> ACTION ITEM
In the material below, the lines containing the word "Williams" are required; copy each of them.

> RECORDED DATA
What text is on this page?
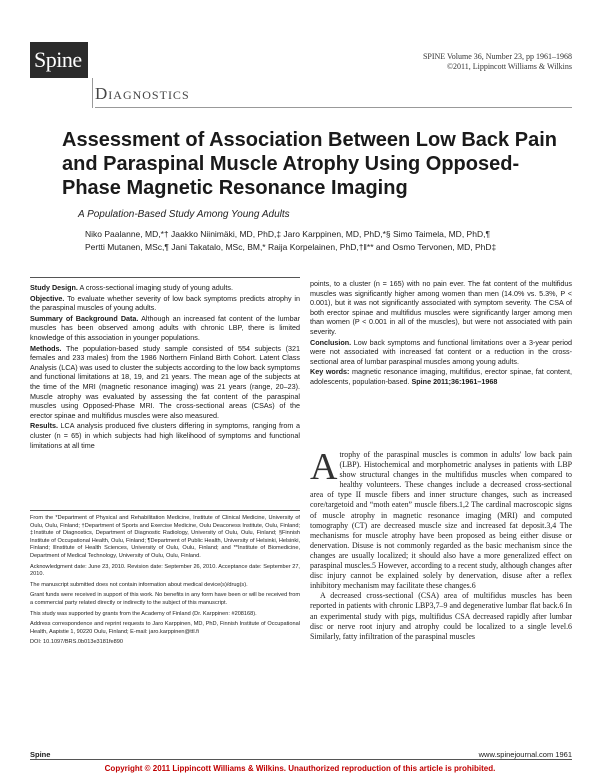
Spine	SPINE Volume 36, Number 23, pp 1961–1968
©2011, Lippincott Williams & Wilkins
Diagnostics
Assessment of Association Between Low Back Pain and Paraspinal Muscle Atrophy Using Opposed-Phase Magnetic Resonance Imaging
A Population-Based Study Among Young Adults
Niko Paalanne, MD,*† Jaakko Niinimäki, MD, PhD,‡ Jaro Karppinen, MD, PhD,*§ Simo Taimela, MD, PhD,¶
Pertti Mutanen, MSc,¶ Jani Takatalo, MSc, BM,* Raija Korpelainen, PhD,†‖** and Osmo Tervonen, MD, PhD‡

Study Design. A cross-sectional imaging study of young adults.

Objective. To evaluate whether severity of low back symptoms predicts atrophy in the paraspinal muscles of young adults.

Summary of Background Data. Although an increased fat content of the lumbar muscles has been observed among adults with chronic LBP, there is limited knowledge of this association in younger populations.

Methods. The population-based study sample consisted of 554 subjects (321 females and 233 males) from the 1986 Northern Finland Birth Cohort. Latent Class Analysis (LCA) was used to cluster the subjects according to the low back symptoms and functional limitations at 18, 19, and 21 years. The mean age of the subjects at the time of the MRI (magnetic resonance imaging) was 21 years (range, 20–23). Muscle atrophy was evaluated by assessing the fat content of the paraspinal muscles using Opposed-Phase MRI. The cross-sectional areas (CSAs) of the erector spinae and multifidus muscles were also measured.

Results. LCA analysis produced five clusters differing in symptoms, ranging from a cluster (n = 65) in which subjects had high likelihood of symptoms and functional limitations at all time

points, to a cluster (n = 165) with no pain ever. The fat content of the multifidus muscles was significantly higher among women than men (14.0% vs. 5.3%, P < 0.001), but it was not significantly associated with symptom severity. The CSA of both erector spinae and multifidus muscles were significantly larger among men than women (P < 0.001 in all of the muscles), but were not associated with pain severity.

Conclusion. Low back symptoms and functional limitations over a 3-year period were not associated with increased fat content or a reduction in the cross-sectional area of lumbar paraspinal muscles among young adults.

Key words: magnetic resonance imaging, multifidus, erector spinae, fat content, adolescents, population-based. Spine 2011;36:1961–1968

From the *Department of Physical and Rehabilitation Medicine, Institute of Clinical Medicine, University of Oulu, Oulu, Finland; †Department of Sports and Exercise Medicine, Oulu Deaconess Institute, Oulu, Finland; ‡Institute of Diagnostics, Department of Diagnostic Radiology, University of Oulu, Oulu, Finland; §Finnish Institute of Occupational Health, Oulu, Finland; ¶Department of Public Health, University of Helsinki, Helsinki, Finland; ‖Institute of Health Sciences, University of Oulu, Oulu, Finland; and **Institute of Biomedicine, Department of Medical Technology, University of Oulu, Oulu, Finland.

Acknowledgment date: June 23, 2010. Revision date: September 26, 2010. Acceptance date: September 27, 2010.

The manuscript submitted does not contain information about medical device(s)/drug(s).

Grant funds were received in support of this work. No benefits in any form have been or will be received from a commercial party related directly or indirectly to the subject of this manuscript.

This study was supported by grants from the Academy of Finland (Dr. Karppinen: #208168).

Address correspondence and reprint requests to Jaro Karppinen, MD, PhD, Finnish Institute of Occupational Health, Aapistie 1, 90220 Oulu, Finland; E-mail: jaro.karppinen@ttl.fi

DOI: 10.1097/BRS.0b013e3181fe890

Atrophy of the paraspinal muscles is common in adults' low back pain (LBP). Histochemical and morphometric analyses in patients with LBP show structural changes in the multifidus muscles when compared to healthy volunteers. These changes include a decreased cross-sectional area of type II muscle fibers and inner structure changes, such as increased core/targetoid and “moth eaten” muscle fibers.1,2 The cardinal macroscopic signs of muscle atrophy in magnetic resonance imaging (MRI) and computed tomography (CT) are decreased muscle size and increased fat deposit.3,4 The mechanisms for muscle atrophy have been proposed as being either disuse or denervation. Disuse is not commonly regarded as the basic mechanism since the changes are usually localized; it should also have a more generalized effect on paraspinal muscles.5 However, according to a recent study, although changes after disc injury cannot be explained solely by denervation, disuse after a reflex inhibitory mechanism may facilitate these changes.6

A decreased cross-sectional (CSA) area of multifidus muscles has been reported in patients with chronic LBP3,7–9 and degenerative lumbar flat back.6 In an experimental study with pigs, multifidus CSA decreased rapidly after lumbar disc or nerve root injury and atrophy could be localized to a single level.6 Similarly, fatty infiltration of the paraspinal muscles

Spine	www.spinejournal.com 1961
Copyright © 2011 Lippincott Williams & Wilkins. Unauthorized reproduction of this article is prohibited.
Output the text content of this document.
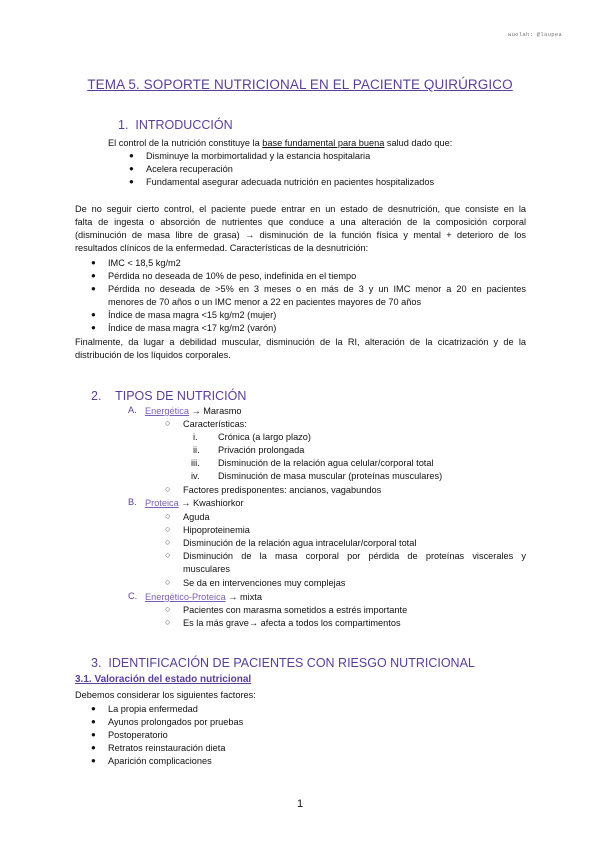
wuolah: @laupea
TEMA 5. SOPORTE NUTRICIONAL EN EL PACIENTE QUIRÚRGICO
1. INTRODUCCIÓN
El control de la nutrición constituye la base fundamental para buena salud dado que:
● Disminuye la morbimortalidad y la estancia hospitalaria
● Acelera recuperación
● Fundamental asegurar adecuada nutrición en pacientes hospitalizados
De no seguir cierto control, el paciente puede entrar en un estado de desnutrición, que consiste en la
falta de ingesta o absorción de nutrientes que conduce a una alteración de la composición corporal
(disminución de masa libre de grasa) → disminución de la función física y mental + deterioro de los
resultados clínicos de la enfermedad. Características de la desnutrición:
● IMC < 18,5 kg/m2
● Pérdida no deseada de 10% de peso, indefinida en el tiempo
● Pérdida no deseada de >5% en 3 meses o en más de 3 y un IMC menor a 20 en pacientes
menores de 70 años o un IMC menor a 22 en pacientes mayores de 70 años
● Índice de masa magra <15 kg/m2 (mujer)
● Índice de masa magra <17 kg/m2 (varón)
Finalmente, da lugar a debilidad muscular, disminución de la RI, alteración de la cicatrización y de la
distribución de los líquidos corporales.
2. TIPOS DE NUTRICIÓN
A. Energética → Marasmo
○ Características:
i. Crónica (a largo plazo)
ii. Privación prolongada
iii. Disminución de la relación agua celular/corporal total
iv. Disminución de masa muscular (proteínas musculares)
○ Factores predisponentes: ancianos, vagabundos
B. Proteica → Kwashiorkor
○ Aguda
○ Hipoproteinemia
○ Disminución de la relación agua intracelular/corporal total
○ Disminución de la masa corporal por pérdida de proteínas viscerales y
musculares
○ Se da en intervenciones muy complejas
C. Energético-Proteica → mixta
○ Pacientes con marasma sometidos a estrés importante
○ Es la más grave→ afecta a todos los compartimentos
3. IDENTIFICACIÓN DE PACIENTES CON RIESGO NUTRICIONAL
3.1. Valoración del estado nutricional
Debemos considerar los siguientes factores:
● La propia enfermedad
● Ayunos prolongados por pruebas
● Postoperatorio
● Retratos reinstauración dieta
● Aparición complicaciones
1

> RESULT OF THE TASK
©2011, Lippincott Williams & Wilkins
Copyright © 2011 Lippincott Williams & Wilkins. Unauthorized reproduction of this article is prohibited.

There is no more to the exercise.